**Set task:**
Print all the records exactly, please.

(Extracted data entries)
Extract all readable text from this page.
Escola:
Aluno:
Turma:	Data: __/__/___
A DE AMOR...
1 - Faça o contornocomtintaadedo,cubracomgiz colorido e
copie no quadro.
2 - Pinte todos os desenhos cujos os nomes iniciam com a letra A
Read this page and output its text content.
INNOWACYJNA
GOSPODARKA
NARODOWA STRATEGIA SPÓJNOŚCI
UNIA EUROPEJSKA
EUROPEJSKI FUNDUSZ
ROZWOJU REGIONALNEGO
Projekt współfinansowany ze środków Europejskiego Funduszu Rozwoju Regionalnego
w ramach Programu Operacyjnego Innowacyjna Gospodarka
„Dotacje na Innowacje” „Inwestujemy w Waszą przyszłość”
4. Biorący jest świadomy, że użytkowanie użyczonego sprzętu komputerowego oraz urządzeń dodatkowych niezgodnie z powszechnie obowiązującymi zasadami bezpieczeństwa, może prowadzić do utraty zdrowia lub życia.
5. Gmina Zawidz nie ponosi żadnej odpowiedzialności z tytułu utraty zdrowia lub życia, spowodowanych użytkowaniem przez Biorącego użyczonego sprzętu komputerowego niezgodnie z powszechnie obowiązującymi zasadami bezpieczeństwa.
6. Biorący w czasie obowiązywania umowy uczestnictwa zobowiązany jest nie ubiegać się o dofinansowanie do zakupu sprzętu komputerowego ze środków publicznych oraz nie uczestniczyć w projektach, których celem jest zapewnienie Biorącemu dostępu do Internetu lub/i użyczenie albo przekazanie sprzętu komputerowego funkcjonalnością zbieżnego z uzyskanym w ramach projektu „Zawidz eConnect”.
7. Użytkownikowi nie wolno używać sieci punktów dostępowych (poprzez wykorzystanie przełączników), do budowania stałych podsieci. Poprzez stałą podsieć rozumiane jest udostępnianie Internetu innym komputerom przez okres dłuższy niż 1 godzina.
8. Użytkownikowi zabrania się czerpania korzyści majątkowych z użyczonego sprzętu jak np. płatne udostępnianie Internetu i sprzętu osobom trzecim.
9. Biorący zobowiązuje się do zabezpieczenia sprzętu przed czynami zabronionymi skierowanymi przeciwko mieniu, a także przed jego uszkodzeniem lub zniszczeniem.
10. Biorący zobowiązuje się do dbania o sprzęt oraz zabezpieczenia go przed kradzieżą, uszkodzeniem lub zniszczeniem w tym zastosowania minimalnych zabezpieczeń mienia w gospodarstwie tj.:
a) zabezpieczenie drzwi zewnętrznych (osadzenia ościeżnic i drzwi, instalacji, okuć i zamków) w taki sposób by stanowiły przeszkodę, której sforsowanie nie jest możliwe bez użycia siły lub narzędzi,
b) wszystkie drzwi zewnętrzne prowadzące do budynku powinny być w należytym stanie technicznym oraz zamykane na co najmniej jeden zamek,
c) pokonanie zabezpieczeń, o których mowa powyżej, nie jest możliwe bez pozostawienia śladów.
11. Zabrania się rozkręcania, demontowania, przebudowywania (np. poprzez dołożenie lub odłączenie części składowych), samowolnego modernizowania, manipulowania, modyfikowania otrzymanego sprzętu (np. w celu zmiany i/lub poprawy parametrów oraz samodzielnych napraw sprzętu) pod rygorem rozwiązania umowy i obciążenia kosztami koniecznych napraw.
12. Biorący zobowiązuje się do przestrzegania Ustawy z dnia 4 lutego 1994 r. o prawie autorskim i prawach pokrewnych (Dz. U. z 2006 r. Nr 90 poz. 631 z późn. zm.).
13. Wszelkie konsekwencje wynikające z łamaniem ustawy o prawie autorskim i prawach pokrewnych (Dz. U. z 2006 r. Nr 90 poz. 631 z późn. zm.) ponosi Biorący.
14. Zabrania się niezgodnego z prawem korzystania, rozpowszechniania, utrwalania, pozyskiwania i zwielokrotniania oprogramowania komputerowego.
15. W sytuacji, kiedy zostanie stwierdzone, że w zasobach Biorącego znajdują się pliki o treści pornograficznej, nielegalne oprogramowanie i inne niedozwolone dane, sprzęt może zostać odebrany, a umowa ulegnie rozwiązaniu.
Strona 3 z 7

**Output for this exercise:**
Extract all readable text from this page.
Escola:
Aluno:
Turma:	Data: __/__/___
A DE AMOR...
1 - Faça o contornocomtintaadedo,cubracomgiz colorido e
copie no quadro.
2 - Pinte todos os desenhos cujos os nomes iniciam com a letra A
Read this page and output its text content.
INNOWACYJNA
GOSPODARKA
NARODOWA STRATEGIA SPÓJNOŚCI
UNIA EUROPEJSKA
EUROPEJSKI FUNDUSZ
ROZWOJU REGIONALNEGO
Projekt współfinansowany ze środków Europejskiego Funduszu Rozwoju Regionalnego
w ramach Programu Operacyjnego Innowacyjna Gospodarka
„Dotacje na Innowacje” „Inwestujemy w Waszą przyszłość”
4. Biorący jest świadomy, że użytkowanie użyczonego sprzętu komputerowego oraz urządzeń dodatkowych niezgodnie z powszechnie obowiązującymi zasadami bezpieczeństwa, może prowadzić do utraty zdrowia lub życia.
5. Gmina Zawidz nie ponosi żadnej odpowiedzialności z tytułu utraty zdrowia lub życia, spowodowanych użytkowaniem przez Biorącego użyczonego sprzętu komputerowego niezgodnie z powszechnie obowiązującymi zasadami bezpieczeństwa.
6. Biorący w czasie obowiązywania umowy uczestnictwa zobowiązany jest nie ubiegać się o dofinansowanie do zakupu sprzętu komputerowego ze środków publicznych oraz nie uczestniczyć w projektach, których celem jest zapewnienie Biorącemu dostępu do Internetu lub/i użyczenie albo przekazanie sprzętu komputerowego funkcjonalnością zbieżnego z uzyskanym w ramach projektu „Zawidz eConnect”.
7. Użytkownikowi nie wolno używać sieci punktów dostępowych (poprzez wykorzystanie przełączników), do budowania stałych podsieci. Poprzez stałą podsieć rozumiane jest udostępnianie Internetu innym komputerom przez okres dłuższy niż 1 godzina.
8. Użytkownikowi zabrania się czerpania korzyści majątkowych z użyczonego sprzętu jak np. płatne udostępnianie Internetu i sprzętu osobom trzecim.
9. Biorący zobowiązuje się do zabezpieczenia sprzętu przed czynami zabronionymi skierowanymi przeciwko mieniu, a także przed jego uszkodzeniem lub zniszczeniem.
10. Biorący zobowiązuje się do dbania o sprzęt oraz zabezpieczenia go przed kradzieżą, uszkodzeniem lub zniszczeniem w tym zastosowania minimalnych zabezpieczeń mienia w gospodarstwie tj.:
a) zabezpieczenie drzwi zewnętrznych (osadzenia ościeżnic i drzwi, instalacji, okuć i zamków) w taki sposób by stanowiły przeszkodę, której sforsowanie nie jest możliwe bez użycia siły lub narzędzi,
b) wszystkie drzwi zewnętrzne prowadzące do budynku powinny być w należytym stanie technicznym oraz zamykane na co najmniej jeden zamek,
c) pokonanie zabezpieczeń, o których mowa powyżej, nie jest możliwe bez pozostawienia śladów.
11. Zabrania się rozkręcania, demontowania, przebudowywania (np. poprzez dołożenie lub odłączenie części składowych), samowolnego modernizowania, manipulowania, modyfikowania otrzymanego sprzętu (np. w celu zmiany i/lub poprawy parametrów oraz samodzielnych napraw sprzętu) pod rygorem rozwiązania umowy i obciążenia kosztami koniecznych napraw.
12. Biorący zobowiązuje się do przestrzegania Ustawy z dnia 4 lutego 1994 r. o prawie autorskim i prawach pokrewnych (Dz. U. z 2006 r. Nr 90 poz. 631 z późn. zm.).
13. Wszelkie konsekwencje wynikające z łamaniem ustawy o prawie autorskim i prawach pokrewnych (Dz. U. z 2006 r. Nr 90 poz. 631 z późn. zm.) ponosi Biorący.
14. Zabrania się niezgodnego z prawem korzystania, rozpowszechniania, utrwalania, pozyskiwania i zwielokrotniania oprogramowania komputerowego.
15. W sytuacji, kiedy zostanie stwierdzone, że w zasobach Biorącego znajdują się pliki o treści pornograficznej, nielegalne oprogramowanie i inne niedozwolone dane, sprzęt może zostać odebrany, a umowa ulegnie rozwiązaniu.
Strona 3 z 7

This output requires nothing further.